Task | Pull every line that holds the word "cost" from the entries.

═══

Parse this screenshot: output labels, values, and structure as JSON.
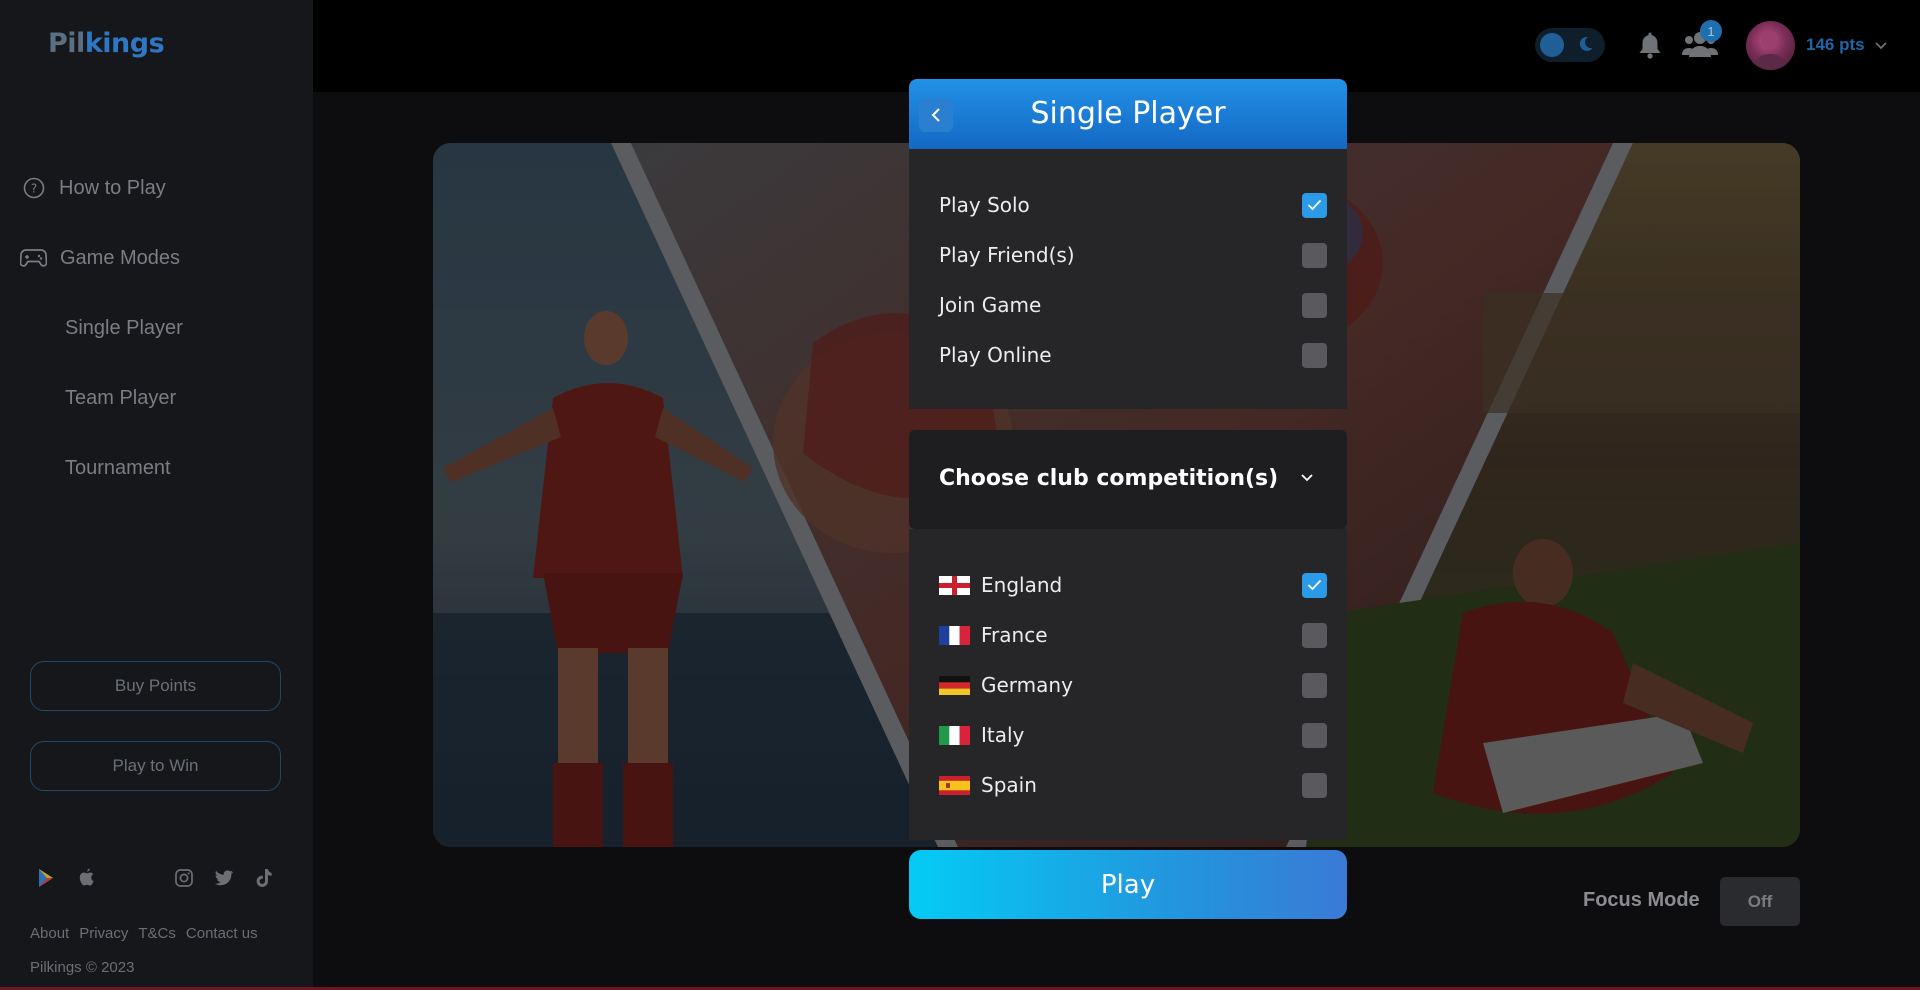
{
  "brand": {
    "part1": "Pil",
    "part2": "kings"
  },
  "sidebar": {
    "nav": [
      {
        "label": "How to Play",
        "icon": "question-circle-icon"
      },
      {
        "label": "Game Modes",
        "icon": "gamepad-icon"
      }
    ],
    "modes": [
      "Single Player",
      "Team Player",
      "Tournament"
    ],
    "buttons": {
      "buy": "Buy Points",
      "win": "Play to Win"
    },
    "footer_links": [
      "About",
      "Privacy",
      "T&Cs",
      "Contact us"
    ],
    "copyright": "Pilkings © 2023"
  },
  "topbar": {
    "friend_badge": "1",
    "points": "146 pts"
  },
  "modal": {
    "title": "Single Player",
    "options": [
      {
        "label": "Play Solo",
        "checked": true
      },
      {
        "label": "Play Friend(s)",
        "checked": false
      },
      {
        "label": "Join Game",
        "checked": false
      },
      {
        "label": "Play Online",
        "checked": false
      }
    ],
    "competition_title": "Choose club competition(s)",
    "countries": [
      {
        "label": "England",
        "checked": true,
        "flag": "flag-england-icon"
      },
      {
        "label": "France",
        "checked": false,
        "flag": "flag-france-icon"
      },
      {
        "label": "Germany",
        "checked": false,
        "flag": "flag-germany-icon"
      },
      {
        "label": "Italy",
        "checked": false,
        "flag": "flag-italy-icon"
      },
      {
        "label": "Spain",
        "checked": false,
        "flag": "flag-spain-icon"
      }
    ],
    "play_label": "Play"
  },
  "focus": {
    "label": "Focus Mode",
    "value": "Off"
  },
  "colors": {
    "accent": "#2291e6",
    "play_start": "#05cbf5",
    "play_end": "#3a7ad6",
    "checked": "#2b9be8"
  }
}
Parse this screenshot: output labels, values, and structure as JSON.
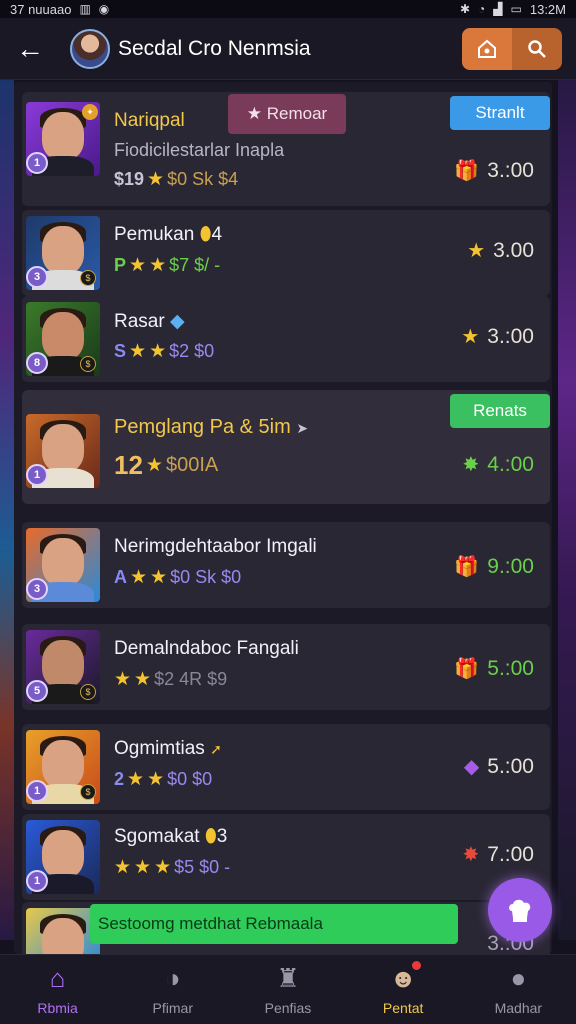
{
  "status_bar": {
    "left": "37 nuuaao",
    "right": "13:2M"
  },
  "header": {
    "title": "Secdal Cro Nenmsia"
  },
  "rows": [
    {
      "name": "Nariqpal",
      "sub": "Fiodicilestarlar Inapla",
      "lead": "$19",
      "cost": "$0 Sk $4",
      "price": "3.:00",
      "price_icon": "gift-icon",
      "level": "1",
      "tag_left": "Remoar",
      "tag_right": "Stranlt"
    },
    {
      "name": "Pemukan",
      "suffix": "4",
      "lead": "P",
      "cost": "$7 $/ -",
      "price": "3.00",
      "level": "3"
    },
    {
      "name": "Rasar",
      "lead": "S",
      "cost": "$2 $0",
      "price": "3.:00",
      "level": "8"
    },
    {
      "name": "Pemglang Pa & 5im",
      "lead": "12",
      "cost": "$00IA",
      "price": "4.:00",
      "level": "1",
      "tag_right": "Renats"
    },
    {
      "name": "Nerimgdehtaabor Imgali",
      "lead": "A",
      "cost": "$0 Sk $0",
      "price": "9.:00",
      "level": "3"
    },
    {
      "name": "Demalndaboc Fangali",
      "lead": "",
      "cost": "$2 4R $9",
      "price": "5.:00",
      "level": "5"
    },
    {
      "name": "Ogmimtias",
      "lead": "2",
      "cost": "$0 $0",
      "price": "5.:00",
      "level": "1"
    },
    {
      "name": "Sgomakat",
      "suffix": "3",
      "lead": "",
      "cost": "$5 $0 -",
      "price": "7.:00",
      "level": "1"
    },
    {
      "name": "",
      "price": "3.:00"
    }
  ],
  "toast": "Sestoomg metdhat Rebmaala",
  "bottom_nav": [
    {
      "label": "Rbmia",
      "icon": "home-icon"
    },
    {
      "label": "Pfimar",
      "icon": "compass-icon"
    },
    {
      "label": "Penfias",
      "icon": "trophy-icon"
    },
    {
      "label": "Pentat",
      "icon": "chat-icon"
    },
    {
      "label": "Madhar",
      "icon": "profile-icon"
    }
  ]
}
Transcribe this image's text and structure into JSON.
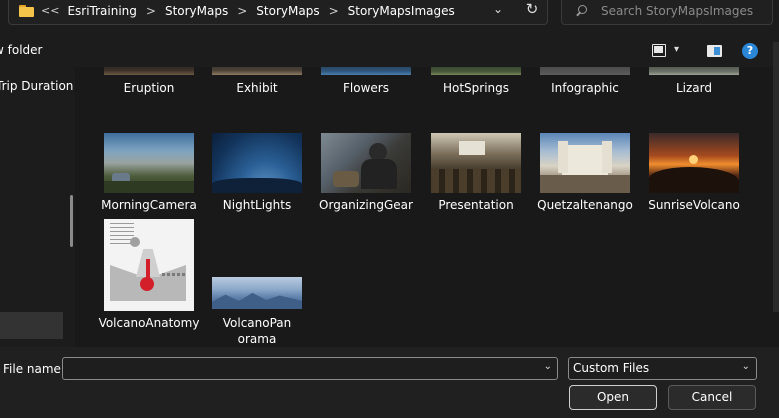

═══

Written reply |
      "cost": "$0 Sk $4",
      "cost": "$7 $/ -",
      "cost": "$2 $0",
      "cost": "$00IA",
      "cost": "$0 Sk $0",
      "cost": "$2 4R $9",
      "cost": "$0 $0",
      "cost": "$5 $0 -",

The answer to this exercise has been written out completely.